Aim: Copy every line in the records below that contains the word "cupitis".
___ Data entries
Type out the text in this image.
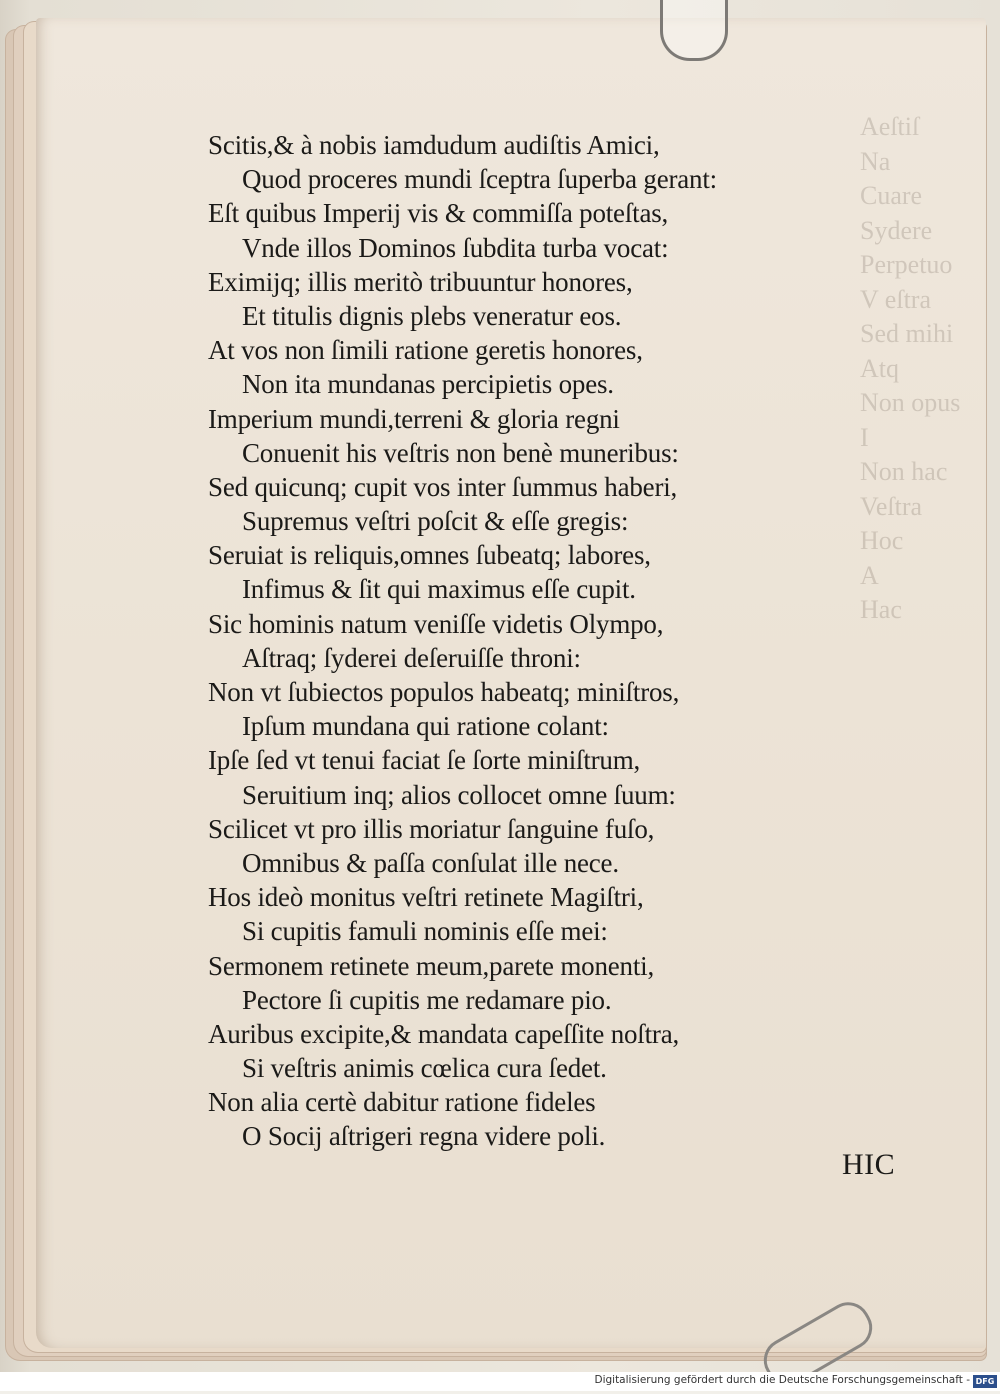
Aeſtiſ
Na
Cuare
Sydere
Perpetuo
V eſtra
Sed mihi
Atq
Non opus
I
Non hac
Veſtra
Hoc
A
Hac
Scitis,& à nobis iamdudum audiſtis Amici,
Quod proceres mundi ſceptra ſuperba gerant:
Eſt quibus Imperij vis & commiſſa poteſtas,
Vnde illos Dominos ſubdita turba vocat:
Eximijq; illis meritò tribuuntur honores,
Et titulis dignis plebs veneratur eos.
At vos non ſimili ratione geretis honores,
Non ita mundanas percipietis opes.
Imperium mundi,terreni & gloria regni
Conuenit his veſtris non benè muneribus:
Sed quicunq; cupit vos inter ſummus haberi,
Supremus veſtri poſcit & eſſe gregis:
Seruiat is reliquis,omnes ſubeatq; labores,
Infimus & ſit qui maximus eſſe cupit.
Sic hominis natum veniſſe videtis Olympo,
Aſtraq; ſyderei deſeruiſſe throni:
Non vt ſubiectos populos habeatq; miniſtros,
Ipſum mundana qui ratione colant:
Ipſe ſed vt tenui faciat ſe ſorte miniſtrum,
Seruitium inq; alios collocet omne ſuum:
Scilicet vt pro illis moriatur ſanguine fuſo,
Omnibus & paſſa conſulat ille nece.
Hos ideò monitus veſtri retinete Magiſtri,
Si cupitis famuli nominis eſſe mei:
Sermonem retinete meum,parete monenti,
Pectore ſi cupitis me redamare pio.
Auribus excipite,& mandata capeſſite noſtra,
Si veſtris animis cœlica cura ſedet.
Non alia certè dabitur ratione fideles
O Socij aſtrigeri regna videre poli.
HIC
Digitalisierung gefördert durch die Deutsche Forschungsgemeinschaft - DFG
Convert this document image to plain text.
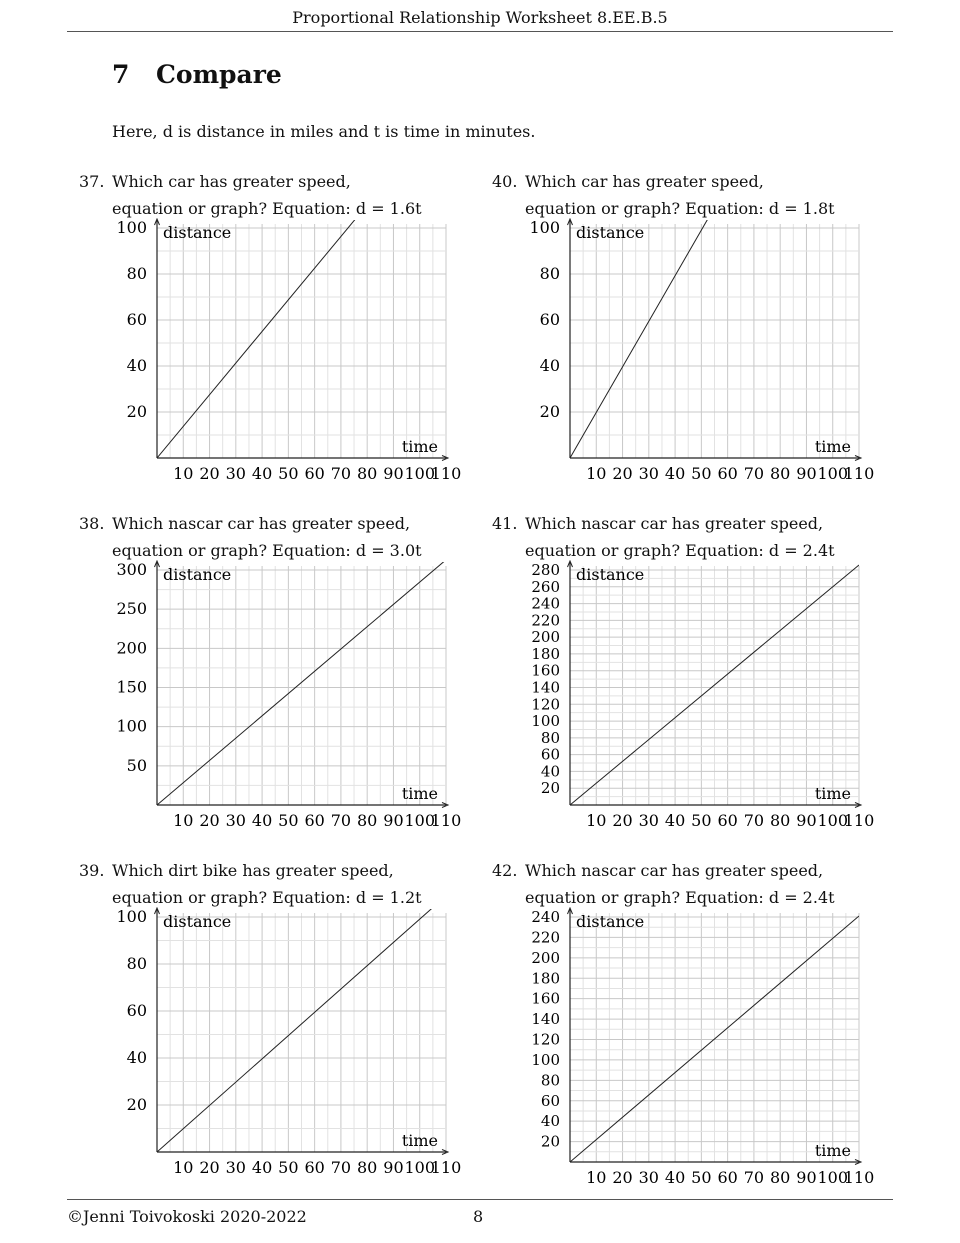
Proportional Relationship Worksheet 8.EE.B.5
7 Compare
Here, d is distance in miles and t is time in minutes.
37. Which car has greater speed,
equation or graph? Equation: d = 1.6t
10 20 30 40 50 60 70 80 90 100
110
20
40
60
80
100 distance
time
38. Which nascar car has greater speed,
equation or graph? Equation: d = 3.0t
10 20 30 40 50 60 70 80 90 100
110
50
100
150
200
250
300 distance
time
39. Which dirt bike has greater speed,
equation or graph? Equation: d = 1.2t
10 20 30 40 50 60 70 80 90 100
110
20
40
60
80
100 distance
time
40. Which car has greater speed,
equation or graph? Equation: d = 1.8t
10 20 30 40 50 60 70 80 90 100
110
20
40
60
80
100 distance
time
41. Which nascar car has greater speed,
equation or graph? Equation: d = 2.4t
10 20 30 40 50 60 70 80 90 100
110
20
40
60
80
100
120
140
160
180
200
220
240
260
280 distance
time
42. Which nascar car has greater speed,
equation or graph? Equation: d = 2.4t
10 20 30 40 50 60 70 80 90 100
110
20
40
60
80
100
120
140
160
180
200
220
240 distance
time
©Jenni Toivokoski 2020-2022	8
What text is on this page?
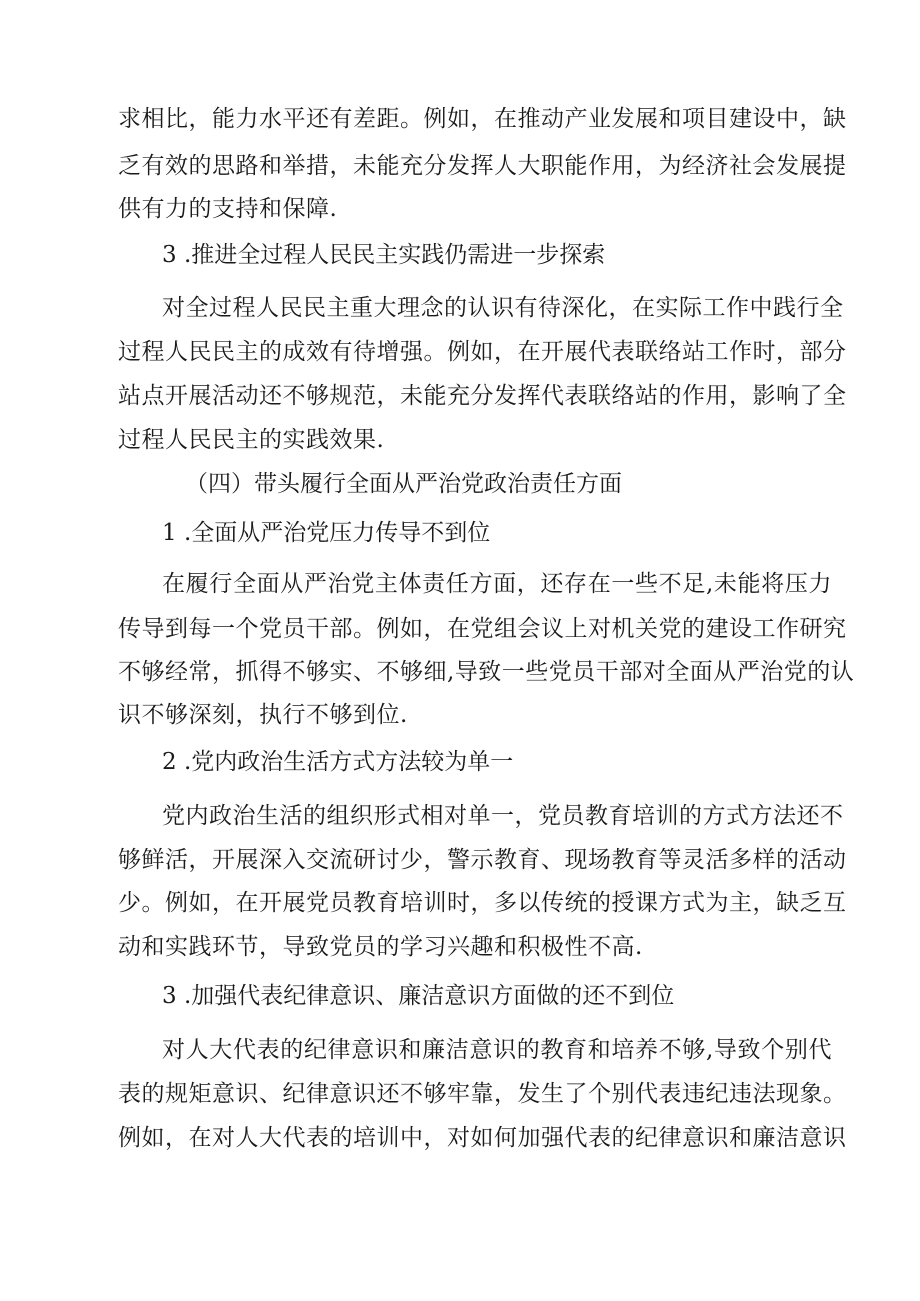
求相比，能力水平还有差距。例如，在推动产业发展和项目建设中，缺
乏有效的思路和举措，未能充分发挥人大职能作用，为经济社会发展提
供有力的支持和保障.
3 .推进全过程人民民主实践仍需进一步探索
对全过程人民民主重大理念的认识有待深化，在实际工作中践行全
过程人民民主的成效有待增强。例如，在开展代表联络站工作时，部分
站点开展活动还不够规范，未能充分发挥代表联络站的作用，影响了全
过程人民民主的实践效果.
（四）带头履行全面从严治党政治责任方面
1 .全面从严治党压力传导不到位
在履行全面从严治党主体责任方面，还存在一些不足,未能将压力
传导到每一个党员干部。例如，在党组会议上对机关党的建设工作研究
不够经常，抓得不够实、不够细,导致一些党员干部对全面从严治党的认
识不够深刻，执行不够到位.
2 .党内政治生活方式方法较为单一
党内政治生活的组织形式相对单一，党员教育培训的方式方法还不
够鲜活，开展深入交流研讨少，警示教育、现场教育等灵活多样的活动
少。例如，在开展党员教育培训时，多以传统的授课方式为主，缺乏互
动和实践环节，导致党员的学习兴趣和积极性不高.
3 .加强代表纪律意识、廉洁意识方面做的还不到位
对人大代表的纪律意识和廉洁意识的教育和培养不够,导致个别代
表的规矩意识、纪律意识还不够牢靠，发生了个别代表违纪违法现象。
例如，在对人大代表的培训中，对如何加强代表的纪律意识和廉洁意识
______
Task output:
Si cupitis famuli nominis eſſe mei:
Pectore ſi cupitis me redamare pio.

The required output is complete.